Raw records:
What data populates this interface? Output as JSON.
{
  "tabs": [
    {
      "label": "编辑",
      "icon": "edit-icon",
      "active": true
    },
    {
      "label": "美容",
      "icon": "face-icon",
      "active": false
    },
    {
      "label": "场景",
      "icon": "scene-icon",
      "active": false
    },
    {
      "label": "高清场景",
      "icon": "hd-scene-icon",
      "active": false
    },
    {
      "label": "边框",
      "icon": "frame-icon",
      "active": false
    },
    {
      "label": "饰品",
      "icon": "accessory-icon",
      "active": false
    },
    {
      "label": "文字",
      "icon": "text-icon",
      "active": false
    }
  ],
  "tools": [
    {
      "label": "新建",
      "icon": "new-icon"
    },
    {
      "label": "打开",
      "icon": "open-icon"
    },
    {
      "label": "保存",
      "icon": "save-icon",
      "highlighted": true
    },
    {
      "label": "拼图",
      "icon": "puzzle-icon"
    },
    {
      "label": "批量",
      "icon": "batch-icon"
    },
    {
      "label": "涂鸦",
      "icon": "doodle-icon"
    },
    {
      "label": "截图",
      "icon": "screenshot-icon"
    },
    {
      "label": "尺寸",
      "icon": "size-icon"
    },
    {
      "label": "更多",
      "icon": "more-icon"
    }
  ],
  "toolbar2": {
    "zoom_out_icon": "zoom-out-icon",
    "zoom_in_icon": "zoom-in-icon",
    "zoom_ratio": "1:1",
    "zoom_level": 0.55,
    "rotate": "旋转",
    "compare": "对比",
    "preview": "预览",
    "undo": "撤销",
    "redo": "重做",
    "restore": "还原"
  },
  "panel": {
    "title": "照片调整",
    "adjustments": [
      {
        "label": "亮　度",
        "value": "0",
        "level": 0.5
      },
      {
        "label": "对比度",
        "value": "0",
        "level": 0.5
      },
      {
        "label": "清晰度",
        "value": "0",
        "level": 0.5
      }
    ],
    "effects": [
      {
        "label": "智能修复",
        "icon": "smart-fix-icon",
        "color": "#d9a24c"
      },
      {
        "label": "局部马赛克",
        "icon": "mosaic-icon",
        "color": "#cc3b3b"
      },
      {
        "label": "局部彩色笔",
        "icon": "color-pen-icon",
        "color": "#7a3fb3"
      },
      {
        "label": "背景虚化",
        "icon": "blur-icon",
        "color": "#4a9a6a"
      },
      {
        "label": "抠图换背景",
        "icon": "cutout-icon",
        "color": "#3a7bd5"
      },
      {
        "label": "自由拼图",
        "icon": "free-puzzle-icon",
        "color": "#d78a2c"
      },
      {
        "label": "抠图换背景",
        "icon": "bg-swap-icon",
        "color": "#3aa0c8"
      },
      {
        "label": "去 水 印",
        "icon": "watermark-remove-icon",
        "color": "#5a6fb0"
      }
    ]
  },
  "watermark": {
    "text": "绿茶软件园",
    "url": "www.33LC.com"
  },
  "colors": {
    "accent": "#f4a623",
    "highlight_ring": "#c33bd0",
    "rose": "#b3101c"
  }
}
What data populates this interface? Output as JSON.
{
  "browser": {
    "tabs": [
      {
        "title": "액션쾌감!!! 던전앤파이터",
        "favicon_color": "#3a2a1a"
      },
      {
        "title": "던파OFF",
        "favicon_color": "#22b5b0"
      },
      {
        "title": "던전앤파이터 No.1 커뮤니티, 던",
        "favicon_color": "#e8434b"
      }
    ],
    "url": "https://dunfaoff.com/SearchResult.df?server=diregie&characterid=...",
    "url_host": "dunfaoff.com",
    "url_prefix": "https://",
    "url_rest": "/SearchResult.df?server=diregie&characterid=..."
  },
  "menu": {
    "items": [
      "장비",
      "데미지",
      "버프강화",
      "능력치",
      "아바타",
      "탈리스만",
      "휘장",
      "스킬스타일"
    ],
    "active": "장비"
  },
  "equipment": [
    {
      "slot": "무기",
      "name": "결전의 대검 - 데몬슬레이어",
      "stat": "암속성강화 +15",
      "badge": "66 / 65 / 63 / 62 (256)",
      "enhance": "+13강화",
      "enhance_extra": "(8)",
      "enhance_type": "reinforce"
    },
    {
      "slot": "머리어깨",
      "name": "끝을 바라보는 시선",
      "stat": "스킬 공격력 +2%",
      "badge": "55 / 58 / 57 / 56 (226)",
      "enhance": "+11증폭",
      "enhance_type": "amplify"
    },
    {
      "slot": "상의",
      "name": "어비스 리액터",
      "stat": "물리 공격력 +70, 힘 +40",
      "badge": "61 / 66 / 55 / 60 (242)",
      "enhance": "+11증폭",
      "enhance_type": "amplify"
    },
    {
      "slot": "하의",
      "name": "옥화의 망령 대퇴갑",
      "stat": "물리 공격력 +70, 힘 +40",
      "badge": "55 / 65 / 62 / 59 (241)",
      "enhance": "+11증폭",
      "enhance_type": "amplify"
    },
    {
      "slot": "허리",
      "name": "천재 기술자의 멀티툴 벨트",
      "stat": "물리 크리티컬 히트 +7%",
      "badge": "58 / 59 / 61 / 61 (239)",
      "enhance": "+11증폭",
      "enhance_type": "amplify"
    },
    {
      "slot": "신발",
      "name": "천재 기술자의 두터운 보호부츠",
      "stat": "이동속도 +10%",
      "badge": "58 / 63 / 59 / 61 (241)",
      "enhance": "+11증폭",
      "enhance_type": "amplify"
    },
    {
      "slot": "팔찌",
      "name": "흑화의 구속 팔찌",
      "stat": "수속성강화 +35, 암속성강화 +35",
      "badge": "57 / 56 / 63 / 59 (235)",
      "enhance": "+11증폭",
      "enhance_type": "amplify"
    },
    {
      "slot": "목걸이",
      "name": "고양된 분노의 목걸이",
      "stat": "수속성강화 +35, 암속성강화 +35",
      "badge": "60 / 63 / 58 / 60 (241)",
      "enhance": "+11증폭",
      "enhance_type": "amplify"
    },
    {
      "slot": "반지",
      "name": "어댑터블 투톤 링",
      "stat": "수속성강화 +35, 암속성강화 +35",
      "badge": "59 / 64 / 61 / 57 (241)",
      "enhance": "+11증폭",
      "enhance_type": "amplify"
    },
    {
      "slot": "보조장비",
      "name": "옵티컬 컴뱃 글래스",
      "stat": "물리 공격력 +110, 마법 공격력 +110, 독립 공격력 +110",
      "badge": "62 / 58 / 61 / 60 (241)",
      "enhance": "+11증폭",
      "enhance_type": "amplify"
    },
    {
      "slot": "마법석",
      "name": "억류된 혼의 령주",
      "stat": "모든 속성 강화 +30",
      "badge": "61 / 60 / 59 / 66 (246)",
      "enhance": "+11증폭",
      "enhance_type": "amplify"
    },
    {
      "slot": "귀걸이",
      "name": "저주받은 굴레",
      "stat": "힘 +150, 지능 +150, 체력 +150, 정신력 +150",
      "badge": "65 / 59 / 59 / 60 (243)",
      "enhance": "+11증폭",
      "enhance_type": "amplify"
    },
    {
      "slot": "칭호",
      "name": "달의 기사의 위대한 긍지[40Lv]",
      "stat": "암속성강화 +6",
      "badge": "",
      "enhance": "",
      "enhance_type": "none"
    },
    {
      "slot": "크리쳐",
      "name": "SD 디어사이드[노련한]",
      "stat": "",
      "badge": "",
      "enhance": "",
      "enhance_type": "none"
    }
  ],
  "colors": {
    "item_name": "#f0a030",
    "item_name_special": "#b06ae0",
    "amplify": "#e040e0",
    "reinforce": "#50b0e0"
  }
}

- [PROBLEM STATEMENT]: Reproduce the records above exactly.

- [RESULT FOR THIS TASK]:
What data populates this interface? Output as JSON.
{
  "tabs": [
    {
      "label": "编辑",
      "icon": "edit-icon",
      "active": true
    },
    {
      "label": "美容",
      "icon": "face-icon",
      "active": false
    },
    {
      "label": "场景",
      "icon": "scene-icon",
      "active": false
    },
    {
      "label": "高清场景",
      "icon": "hd-scene-icon",
      "active": false
    },
    {
      "label": "边框",
      "icon": "frame-icon",
      "active": false
    },
    {
      "label": "饰品",
      "icon": "accessory-icon",
      "active": false
    },
    {
      "label": "文字",
      "icon": "text-icon",
      "active": false
    }
  ],
  "tools": [
    {
      "label": "新建",
      "icon": "new-icon"
    },
    {
      "label": "打开",
      "icon": "open-icon"
    },
    {
      "label": "保存",
      "icon": "save-icon",
      "highlighted": true
    },
    {
      "label": "拼图",
      "icon": "puzzle-icon"
    },
    {
      "label": "批量",
      "icon": "batch-icon"
    },
    {
      "label": "涂鸦",
      "icon": "doodle-icon"
    },
    {
      "label": "截图",
      "icon": "screenshot-icon"
    },
    {
      "label": "尺寸",
      "icon": "size-icon"
    },
    {
      "label": "更多",
      "icon": "more-icon"
    }
  ],
  "toolbar2": {
    "zoom_out_icon": "zoom-out-icon",
    "zoom_in_icon": "zoom-in-icon",
    "zoom_ratio": "1:1",
    "zoom_level": 0.55,
    "rotate": "旋转",
    "compare": "对比",
    "preview": "预览",
    "undo": "撤销",
    "redo": "重做",
    "restore": "还原"
  },
  "panel": {
    "title": "照片调整",
    "adjustments": [
      {
        "label": "亮　度",
        "value": "0",
        "level": 0.5
      },
      {
        "label": "对比度",
        "value": "0",
        "level": 0.5
      },
      {
        "label": "清晰度",
        "value": "0",
        "level": 0.5
      }
    ],
    "effects": [
      {
        "label": "智能修复",
        "icon": "smart-fix-icon",
        "color": "#d9a24c"
      },
      {
        "label": "局部马赛克",
        "icon": "mosaic-icon",
        "color": "#cc3b3b"
      },
      {
        "label": "局部彩色笔",
        "icon": "color-pen-icon",
        "color": "#7a3fb3"
      },
      {
        "label": "背景虚化",
        "icon": "blur-icon",
        "color": "#4a9a6a"
      },
      {
        "label": "抠图换背景",
        "icon": "cutout-icon",
        "color": "#3a7bd5"
      },
      {
        "label": "自由拼图",
        "icon": "free-puzzle-icon",
        "color": "#d78a2c"
      },
      {
        "label": "抠图换背景",
        "icon": "bg-swap-icon",
        "color": "#3aa0c8"
      },
      {
        "label": "去 水 印",
        "icon": "watermark-remove-icon",
        "color": "#5a6fb0"
      }
    ]
  },
  "watermark": {
    "text": "绿茶软件园",
    "url": "www.33LC.com"
  },
  "colors": {
    "accent": "#f4a623",
    "highlight_ring": "#c33bd0",
    "rose": "#b3101c"
  }
}
What data populates this interface? Output as JSON.
{
  "browser": {
    "tabs": [
      {
        "title": "액션쾌감!!! 던전앤파이터",
        "favicon_color": "#3a2a1a"
      },
      {
        "title": "던파OFF",
        "favicon_color": "#22b5b0"
      },
      {
        "title": "던전앤파이터 No.1 커뮤니티, 던",
        "favicon_color": "#e8434b"
      }
    ],
    "url": "https://dunfaoff.com/SearchResult.df?server=diregie&characterid=...",
    "url_host": "dunfaoff.com",
    "url_prefix": "https://",
    "url_rest": "/SearchResult.df?server=diregie&characterid=..."
  },
  "menu": {
    "items": [
      "장비",
      "데미지",
      "버프강화",
      "능력치",
      "아바타",
      "탈리스만",
      "휘장",
      "스킬스타일"
    ],
    "active": "장비"
  },
  "equipment": [
    {
      "slot": "무기",
      "name": "결전의 대검 - 데몬슬레이어",
      "stat": "암속성강화 +15",
      "badge": "66 / 65 / 63 / 62 (256)",
      "enhance": "+13강화",
      "enhance_extra": "(8)",
      "enhance_type": "reinforce"
    },
    {
      "slot": "머리어깨",
      "name": "끝을 바라보는 시선",
      "stat": "스킬 공격력 +2%",
      "badge": "55 / 58 / 57 / 56 (226)",
      "enhance": "+11증폭",
      "enhance_type": "amplify"
    },
    {
      "slot": "상의",
      "name": "어비스 리액터",
      "stat": "물리 공격력 +70, 힘 +40",
      "badge": "61 / 66 / 55 / 60 (242)",
      "enhance": "+11증폭",
      "enhance_type": "amplify"
    },
    {
      "slot": "하의",
      "name": "옥화의 망령 대퇴갑",
      "stat": "물리 공격력 +70, 힘 +40",
      "badge": "55 / 65 / 62 / 59 (241)",
      "enhance": "+11증폭",
      "enhance_type": "amplify"
    },
    {
      "slot": "허리",
      "name": "천재 기술자의 멀티툴 벨트",
      "stat": "물리 크리티컬 히트 +7%",
      "badge": "58 / 59 / 61 / 61 (239)",
      "enhance": "+11증폭",
      "enhance_type": "amplify"
    },
    {
      "slot": "신발",
      "name": "천재 기술자의 두터운 보호부츠",
      "stat": "이동속도 +10%",
      "badge": "58 / 63 / 59 / 61 (241)",
      "enhance": "+11증폭",
      "enhance_type": "amplify"
    },
    {
      "slot": "팔찌",
      "name": "흑화의 구속 팔찌",
      "stat": "수속성강화 +35, 암속성강화 +35",
      "badge": "57 / 56 / 63 / 59 (235)",
      "enhance": "+11증폭",
      "enhance_type": "amplify"
    },
    {
      "slot": "목걸이",
      "name": "고양된 분노의 목걸이",
      "stat": "수속성강화 +35, 암속성강화 +35",
      "badge": "60 / 63 / 58 / 60 (241)",
      "enhance": "+11증폭",
      "enhance_type": "amplify"
    },
    {
      "slot": "반지",
      "name": "어댑터블 투톤 링",
      "stat": "수속성강화 +35, 암속성강화 +35",
      "badge": "59 / 64 / 61 / 57 (241)",
      "enhance": "+11증폭",
      "enhance_type": "amplify"
    },
    {
      "slot": "보조장비",
      "name": "옵티컬 컴뱃 글래스",
      "stat": "물리 공격력 +110, 마법 공격력 +110, 독립 공격력 +110",
      "badge": "62 / 58 / 61 / 60 (241)",
      "enhance": "+11증폭",
      "enhance_type": "amplify"
    },
    {
      "slot": "마법석",
      "name": "억류된 혼의 령주",
      "stat": "모든 속성 강화 +30",
      "badge": "61 / 60 / 59 / 66 (246)",
      "enhance": "+11증폭",
      "enhance_type": "amplify"
    },
    {
      "slot": "귀걸이",
      "name": "저주받은 굴레",
      "stat": "힘 +150, 지능 +150, 체력 +150, 정신력 +150",
      "badge": "65 / 59 / 59 / 60 (243)",
      "enhance": "+11증폭",
      "enhance_type": "amplify"
    },
    {
      "slot": "칭호",
      "name": "달의 기사의 위대한 긍지[40Lv]",
      "stat": "암속성강화 +6",
      "badge": "",
      "enhance": "",
      "enhance_type": "none"
    },
    {
      "slot": "크리쳐",
      "name": "SD 디어사이드[노련한]",
      "stat": "",
      "badge": "",
      "enhance": "",
      "enhance_type": "none"
    }
  ],
  "colors": {
    "item_name": "#f0a030",
    "item_name_special": "#b06ae0",
    "amplify": "#e040e0",
    "reinforce": "#50b0e0"
  }
}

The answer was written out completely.